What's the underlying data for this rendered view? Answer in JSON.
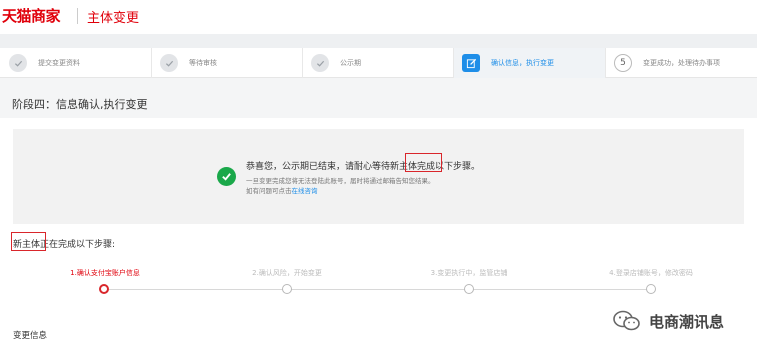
{
  "header": {
    "logo": "天猫商家",
    "title": "主体变更"
  },
  "stepper": {
    "steps": [
      {
        "label": "提交变更资料",
        "state": "done"
      },
      {
        "label": "等待审核",
        "state": "done"
      },
      {
        "label": "公示期",
        "state": "done"
      },
      {
        "label": "确认信息，执行变更",
        "state": "active"
      },
      {
        "label": "变更成功，处理待办事项",
        "state": "todo",
        "number": "5"
      }
    ]
  },
  "phase_title": "阶段四：信息确认,执行变更",
  "notice": {
    "main": "恭喜您，公示期已结束，请耐心等待新主体完成以下步骤。",
    "sub1": "一旦变更完成您将无法登陆此账号，届时将通过邮箱告知您结果。",
    "sub2_prefix": "如有问题可点击",
    "sub2_link": "在线咨询"
  },
  "progress": {
    "title": "新主体正在完成以下步骤:",
    "steps": [
      {
        "label": "1.确认支付宝账户信息",
        "current": true
      },
      {
        "label": "2.确认风险，开始变更",
        "current": false
      },
      {
        "label": "3.变更执行中，监管店铺",
        "current": false
      },
      {
        "label": "4.登录店铺账号，修改密码",
        "current": false
      }
    ]
  },
  "change_info": "变更信息",
  "watermark": "电商潮讯息",
  "colors": {
    "brand_red": "#e0000b",
    "active_blue": "#1e8ee8",
    "success_green": "#1aa84a",
    "highlight_box": "#d9262b"
  }
}
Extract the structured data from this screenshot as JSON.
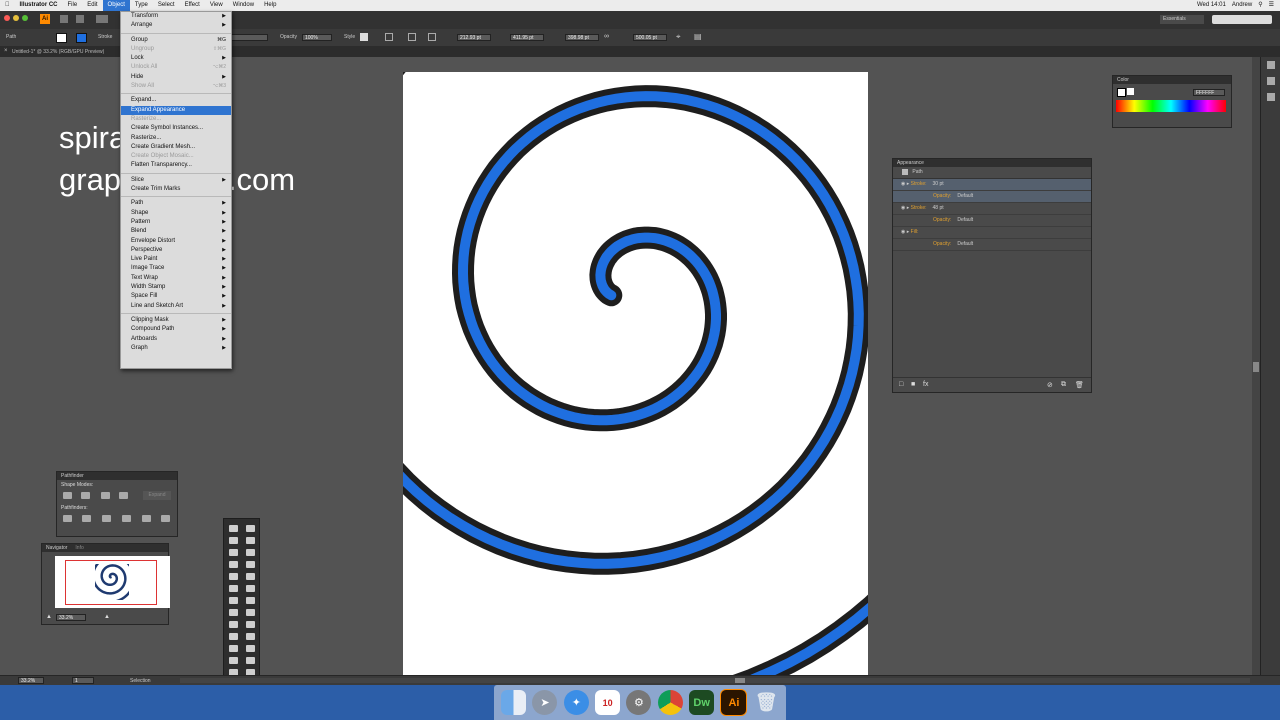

☆ ☆ ☆ ☆ ☆ ☆ ☆

→ **WORK TO COMPLETE**
Restate the records above in full, word for word. Keep pictures out.

→ **WRITTEN ANSWER**
What's the underlying data for this rendered view? Answer in JSON.
{
  "header": {
    "logo": "天猫商家",
    "title": "主体变更"
  },
  "stepper": {
    "steps": [
      {
        "label": "提交变更资料",
        "state": "done"
      },
      {
        "label": "等待审核",
        "state": "done"
      },
      {
        "label": "公示期",
        "state": "done"
      },
      {
        "label": "确认信息，执行变更",
        "state": "active"
      },
      {
        "label": "变更成功，处理待办事项",
        "state": "todo",
        "number": "5"
      }
    ]
  },
  "phase_title": "阶段四：信息确认,执行变更",
  "notice": {
    "main": "恭喜您，公示期已结束，请耐心等待新主体完成以下步骤。",
    "sub1": "一旦变更完成您将无法登陆此账号，届时将通过邮箱告知您结果。",
    "sub2_prefix": "如有问题可点击",
    "sub2_link": "在线咨询"
  },
  "progress": {
    "title": "新主体正在完成以下步骤:",
    "steps": [
      {
        "label": "1.确认支付宝账户信息",
        "current": true
      },
      {
        "label": "2.确认风险，开始变更",
        "current": false
      },
      {
        "label": "3.变更执行中，监管店铺",
        "current": false
      },
      {
        "label": "4.登录店铺账号，修改密码",
        "current": false
      }
    ]
  },
  "change_info": "变更信息",
  "watermark": "电商潮讯息",
  "colors": {
    "brand_red": "#e0000b",
    "active_blue": "#1e8ee8",
    "success_green": "#1aa84a",
    "highlight_box": "#d9262b"
  }
}
Extract the structured data from this screenshot as JSON.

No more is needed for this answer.